> [SOURCE DATA]
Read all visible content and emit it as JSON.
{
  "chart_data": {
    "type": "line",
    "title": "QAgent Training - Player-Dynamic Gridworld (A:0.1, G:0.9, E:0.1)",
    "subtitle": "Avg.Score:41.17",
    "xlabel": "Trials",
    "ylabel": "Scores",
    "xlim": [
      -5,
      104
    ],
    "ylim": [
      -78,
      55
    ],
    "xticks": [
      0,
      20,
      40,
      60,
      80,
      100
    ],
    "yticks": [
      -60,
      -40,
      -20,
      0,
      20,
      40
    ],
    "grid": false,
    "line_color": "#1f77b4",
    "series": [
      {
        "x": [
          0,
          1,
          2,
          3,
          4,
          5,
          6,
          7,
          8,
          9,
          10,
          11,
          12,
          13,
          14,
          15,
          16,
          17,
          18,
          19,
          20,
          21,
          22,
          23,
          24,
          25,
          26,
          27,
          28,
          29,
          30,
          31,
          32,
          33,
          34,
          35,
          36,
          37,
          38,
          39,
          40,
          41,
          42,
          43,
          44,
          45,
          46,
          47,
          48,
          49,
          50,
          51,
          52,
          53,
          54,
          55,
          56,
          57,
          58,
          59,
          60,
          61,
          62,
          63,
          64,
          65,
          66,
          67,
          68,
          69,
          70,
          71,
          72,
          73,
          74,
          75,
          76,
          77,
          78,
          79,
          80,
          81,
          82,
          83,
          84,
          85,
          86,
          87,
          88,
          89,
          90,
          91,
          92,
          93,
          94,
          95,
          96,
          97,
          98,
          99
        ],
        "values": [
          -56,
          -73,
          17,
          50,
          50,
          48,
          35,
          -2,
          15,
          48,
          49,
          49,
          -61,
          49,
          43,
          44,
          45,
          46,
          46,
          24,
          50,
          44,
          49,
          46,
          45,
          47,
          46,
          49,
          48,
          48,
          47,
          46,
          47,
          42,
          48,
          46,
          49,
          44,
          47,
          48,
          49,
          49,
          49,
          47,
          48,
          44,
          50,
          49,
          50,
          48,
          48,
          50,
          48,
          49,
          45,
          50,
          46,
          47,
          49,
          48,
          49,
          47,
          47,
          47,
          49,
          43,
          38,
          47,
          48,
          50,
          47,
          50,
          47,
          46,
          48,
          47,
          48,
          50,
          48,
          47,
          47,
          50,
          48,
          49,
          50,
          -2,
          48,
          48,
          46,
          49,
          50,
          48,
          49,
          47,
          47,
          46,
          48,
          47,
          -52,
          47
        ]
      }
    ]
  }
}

> [EXERCISE OBJECTIVE] Give all of the entries again, word for word.

> [SOLUTION FOR THIS EXERCISE]
Read all visible content and emit it as JSON.
{
  "chart_data": {
    "type": "line",
    "title": "QAgent Training - Player-Dynamic Gridworld (A:0.1, G:0.9, E:0.1)",
    "subtitle": "Avg.Score:41.17",
    "xlabel": "Trials",
    "ylabel": "Scores",
    "xlim": [
      -5,
      104
    ],
    "ylim": [
      -78,
      55
    ],
    "xticks": [
      0,
      20,
      40,
      60,
      80,
      100
    ],
    "yticks": [
      -60,
      -40,
      -20,
      0,
      20,
      40
    ],
    "grid": false,
    "line_color": "#1f77b4",
    "series": [
      {
        "x": [
          0,
          1,
          2,
          3,
          4,
          5,
          6,
          7,
          8,
          9,
          10,
          11,
          12,
          13,
          14,
          15,
          16,
          17,
          18,
          19,
          20,
          21,
          22,
          23,
          24,
          25,
          26,
          27,
          28,
          29,
          30,
          31,
          32,
          33,
          34,
          35,
          36,
          37,
          38,
          39,
          40,
          41,
          42,
          43,
          44,
          45,
          46,
          47,
          48,
          49,
          50,
          51,
          52,
          53,
          54,
          55,
          56,
          57,
          58,
          59,
          60,
          61,
          62,
          63,
          64,
          65,
          66,
          67,
          68,
          69,
          70,
          71,
          72,
          73,
          74,
          75,
          76,
          77,
          78,
          79,
          80,
          81,
          82,
          83,
          84,
          85,
          86,
          87,
          88,
          89,
          90,
          91,
          92,
          93,
          94,
          95,
          96,
          97,
          98,
          99
        ],
        "values": [
          -56,
          -73,
          17,
          50,
          50,
          48,
          35,
          -2,
          15,
          48,
          49,
          49,
          -61,
          49,
          43,
          44,
          45,
          46,
          46,
          24,
          50,
          44,
          49,
          46,
          45,
          47,
          46,
          49,
          48,
          48,
          47,
          46,
          47,
          42,
          48,
          46,
          49,
          44,
          47,
          48,
          49,
          49,
          49,
          47,
          48,
          44,
          50,
          49,
          50,
          48,
          48,
          50,
          48,
          49,
          45,
          50,
          46,
          47,
          49,
          48,
          49,
          47,
          47,
          47,
          49,
          43,
          38,
          47,
          48,
          50,
          47,
          50,
          47,
          46,
          48,
          47,
          48,
          50,
          48,
          47,
          47,
          50,
          48,
          49,
          50,
          -2,
          48,
          48,
          46,
          49,
          50,
          48,
          49,
          47,
          47,
          46,
          48,
          47,
          -52,
          47
        ]
      }
    ]
  }
}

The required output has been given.